▶ Set problem: Look for the word "frac" in the entries below, then copy every line that has it.

[Entries from a dataset]
□ □ □ □
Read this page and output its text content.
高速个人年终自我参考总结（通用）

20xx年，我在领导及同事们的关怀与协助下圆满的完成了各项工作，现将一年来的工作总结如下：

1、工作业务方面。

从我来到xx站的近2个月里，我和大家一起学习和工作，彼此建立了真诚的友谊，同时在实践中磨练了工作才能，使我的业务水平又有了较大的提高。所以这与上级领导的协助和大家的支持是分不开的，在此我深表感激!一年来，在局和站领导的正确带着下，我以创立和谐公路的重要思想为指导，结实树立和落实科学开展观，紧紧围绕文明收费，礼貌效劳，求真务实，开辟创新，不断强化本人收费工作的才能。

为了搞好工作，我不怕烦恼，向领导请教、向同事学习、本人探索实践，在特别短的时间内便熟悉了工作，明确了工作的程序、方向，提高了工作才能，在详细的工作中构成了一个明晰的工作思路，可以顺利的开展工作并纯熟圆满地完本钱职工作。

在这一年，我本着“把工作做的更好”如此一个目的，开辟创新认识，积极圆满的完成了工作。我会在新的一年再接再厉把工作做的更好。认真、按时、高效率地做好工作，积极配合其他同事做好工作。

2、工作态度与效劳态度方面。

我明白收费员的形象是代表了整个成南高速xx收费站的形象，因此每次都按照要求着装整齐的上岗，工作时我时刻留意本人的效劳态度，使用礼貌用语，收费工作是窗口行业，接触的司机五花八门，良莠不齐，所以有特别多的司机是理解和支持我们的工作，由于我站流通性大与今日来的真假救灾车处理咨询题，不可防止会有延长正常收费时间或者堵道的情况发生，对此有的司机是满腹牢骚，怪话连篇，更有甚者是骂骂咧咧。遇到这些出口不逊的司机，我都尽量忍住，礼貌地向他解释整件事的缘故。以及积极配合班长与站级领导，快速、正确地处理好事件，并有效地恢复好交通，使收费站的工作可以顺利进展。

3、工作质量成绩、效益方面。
□ □ □ □
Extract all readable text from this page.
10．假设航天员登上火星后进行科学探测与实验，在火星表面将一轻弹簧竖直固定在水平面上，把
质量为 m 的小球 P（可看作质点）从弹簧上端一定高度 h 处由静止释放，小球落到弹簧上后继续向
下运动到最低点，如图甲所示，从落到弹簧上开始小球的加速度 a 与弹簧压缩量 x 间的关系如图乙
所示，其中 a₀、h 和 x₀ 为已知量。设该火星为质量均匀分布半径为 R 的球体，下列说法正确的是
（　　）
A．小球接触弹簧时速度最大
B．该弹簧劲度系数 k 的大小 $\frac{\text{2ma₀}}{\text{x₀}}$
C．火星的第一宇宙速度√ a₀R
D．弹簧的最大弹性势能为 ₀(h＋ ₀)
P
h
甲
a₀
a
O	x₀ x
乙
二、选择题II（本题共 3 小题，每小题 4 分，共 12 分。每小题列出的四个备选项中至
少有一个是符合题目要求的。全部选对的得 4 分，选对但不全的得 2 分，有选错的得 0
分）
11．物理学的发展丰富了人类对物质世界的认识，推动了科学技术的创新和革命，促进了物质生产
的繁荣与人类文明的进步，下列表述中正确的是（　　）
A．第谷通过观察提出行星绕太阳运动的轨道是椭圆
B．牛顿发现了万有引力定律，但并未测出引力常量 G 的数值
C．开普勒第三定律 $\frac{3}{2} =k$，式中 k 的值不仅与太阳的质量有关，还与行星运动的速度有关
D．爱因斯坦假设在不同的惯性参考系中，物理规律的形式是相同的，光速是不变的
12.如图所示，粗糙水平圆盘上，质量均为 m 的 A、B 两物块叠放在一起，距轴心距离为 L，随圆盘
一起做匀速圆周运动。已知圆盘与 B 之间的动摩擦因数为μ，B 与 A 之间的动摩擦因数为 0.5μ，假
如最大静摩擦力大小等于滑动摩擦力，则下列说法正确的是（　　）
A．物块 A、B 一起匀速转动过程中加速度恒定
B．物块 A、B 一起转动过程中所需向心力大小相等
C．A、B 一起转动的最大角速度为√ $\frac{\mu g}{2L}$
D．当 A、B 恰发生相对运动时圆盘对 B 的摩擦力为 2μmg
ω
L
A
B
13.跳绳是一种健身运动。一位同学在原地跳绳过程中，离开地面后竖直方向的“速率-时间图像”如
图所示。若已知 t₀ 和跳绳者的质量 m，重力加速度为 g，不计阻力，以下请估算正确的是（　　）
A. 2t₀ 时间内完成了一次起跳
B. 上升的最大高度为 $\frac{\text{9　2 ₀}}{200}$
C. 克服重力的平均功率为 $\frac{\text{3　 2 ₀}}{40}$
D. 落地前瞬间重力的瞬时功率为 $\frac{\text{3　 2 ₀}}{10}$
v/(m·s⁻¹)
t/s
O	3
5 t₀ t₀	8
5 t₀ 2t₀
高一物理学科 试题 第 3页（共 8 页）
□ □ □ □
▶ Written response:
B．该弹簧劲度系数 k 的大小 $\frac{\text{2ma₀}}{\text{x₀}}$
C．开普勒第三定律 $\frac{3}{2} =k$，式中 k 的值不仅与太阳的质量有关，还与行星运动的速度有关
C．A、B 一起转动的最大角速度为√ $\frac{\mu g}{2L}$
B. 上升的最大高度为 $\frac{\text{9　2 ₀}}{200}$
C. 克服重力的平均功率为 $\frac{\text{3　 2 ₀}}{40}$
D. 落地前瞬间重力的瞬时功率为 $\frac{\text{3　 2 ₀}}{10}$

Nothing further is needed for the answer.